Challenge: All of the entries need to be written out again, exactly as they are.

Data to use:
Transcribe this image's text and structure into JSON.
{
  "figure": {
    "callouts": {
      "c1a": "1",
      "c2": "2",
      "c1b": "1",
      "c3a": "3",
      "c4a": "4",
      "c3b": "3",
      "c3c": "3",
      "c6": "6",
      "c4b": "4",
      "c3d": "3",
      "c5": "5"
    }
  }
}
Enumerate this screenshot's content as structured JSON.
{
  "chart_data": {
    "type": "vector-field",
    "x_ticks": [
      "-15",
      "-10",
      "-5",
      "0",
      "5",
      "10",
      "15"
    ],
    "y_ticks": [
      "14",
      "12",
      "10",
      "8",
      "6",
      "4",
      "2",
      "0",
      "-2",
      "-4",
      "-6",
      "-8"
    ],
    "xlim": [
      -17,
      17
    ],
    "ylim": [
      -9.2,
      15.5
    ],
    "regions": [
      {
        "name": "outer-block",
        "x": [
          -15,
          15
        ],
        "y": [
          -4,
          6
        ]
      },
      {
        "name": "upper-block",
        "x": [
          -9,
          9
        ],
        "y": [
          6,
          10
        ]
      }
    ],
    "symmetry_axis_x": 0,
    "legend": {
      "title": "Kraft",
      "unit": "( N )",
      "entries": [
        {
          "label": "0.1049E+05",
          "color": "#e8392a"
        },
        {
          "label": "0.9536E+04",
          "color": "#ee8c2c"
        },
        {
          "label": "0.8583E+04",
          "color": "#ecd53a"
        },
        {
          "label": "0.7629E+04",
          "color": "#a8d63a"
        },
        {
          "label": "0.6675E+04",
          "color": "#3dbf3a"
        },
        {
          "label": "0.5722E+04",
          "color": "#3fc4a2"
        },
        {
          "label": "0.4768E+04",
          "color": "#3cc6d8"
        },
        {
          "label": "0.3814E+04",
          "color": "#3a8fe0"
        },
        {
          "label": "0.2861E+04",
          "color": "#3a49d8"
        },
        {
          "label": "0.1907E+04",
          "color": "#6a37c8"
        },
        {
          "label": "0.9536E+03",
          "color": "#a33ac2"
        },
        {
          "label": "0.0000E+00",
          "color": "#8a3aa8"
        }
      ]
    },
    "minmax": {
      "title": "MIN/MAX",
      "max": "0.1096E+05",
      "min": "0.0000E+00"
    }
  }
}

Completed task:
Transcribe this image's text and structure into JSON.
{
  "figure": {
    "callouts": {
      "c1a": "1",
      "c2": "2",
      "c1b": "1",
      "c3a": "3",
      "c4a": "4",
      "c3b": "3",
      "c3c": "3",
      "c6": "6",
      "c4b": "4",
      "c3d": "3",
      "c5": "5"
    }
  }
}
Enumerate this screenshot's content as structured JSON.
{
  "chart_data": {
    "type": "vector-field",
    "x_ticks": [
      "-15",
      "-10",
      "-5",
      "0",
      "5",
      "10",
      "15"
    ],
    "y_ticks": [
      "14",
      "12",
      "10",
      "8",
      "6",
      "4",
      "2",
      "0",
      "-2",
      "-4",
      "-6",
      "-8"
    ],
    "xlim": [
      -17,
      17
    ],
    "ylim": [
      -9.2,
      15.5
    ],
    "regions": [
      {
        "name": "outer-block",
        "x": [
          -15,
          15
        ],
        "y": [
          -4,
          6
        ]
      },
      {
        "name": "upper-block",
        "x": [
          -9,
          9
        ],
        "y": [
          6,
          10
        ]
      }
    ],
    "symmetry_axis_x": 0,
    "legend": {
      "title": "Kraft",
      "unit": "( N )",
      "entries": [
        {
          "label": "0.1049E+05",
          "color": "#e8392a"
        },
        {
          "label": "0.9536E+04",
          "color": "#ee8c2c"
        },
        {
          "label": "0.8583E+04",
          "color": "#ecd53a"
        },
        {
          "label": "0.7629E+04",
          "color": "#a8d63a"
        },
        {
          "label": "0.6675E+04",
          "color": "#3dbf3a"
        },
        {
          "label": "0.5722E+04",
          "color": "#3fc4a2"
        },
        {
          "label": "0.4768E+04",
          "color": "#3cc6d8"
        },
        {
          "label": "0.3814E+04",
          "color": "#3a8fe0"
        },
        {
          "label": "0.2861E+04",
          "color": "#3a49d8"
        },
        {
          "label": "0.1907E+04",
          "color": "#6a37c8"
        },
        {
          "label": "0.9536E+03",
          "color": "#a33ac2"
        },
        {
          "label": "0.0000E+00",
          "color": "#8a3aa8"
        }
      ]
    },
    "minmax": {
      "title": "MIN/MAX",
      "max": "0.1096E+05",
      "min": "0.0000E+00"
    }
  }
}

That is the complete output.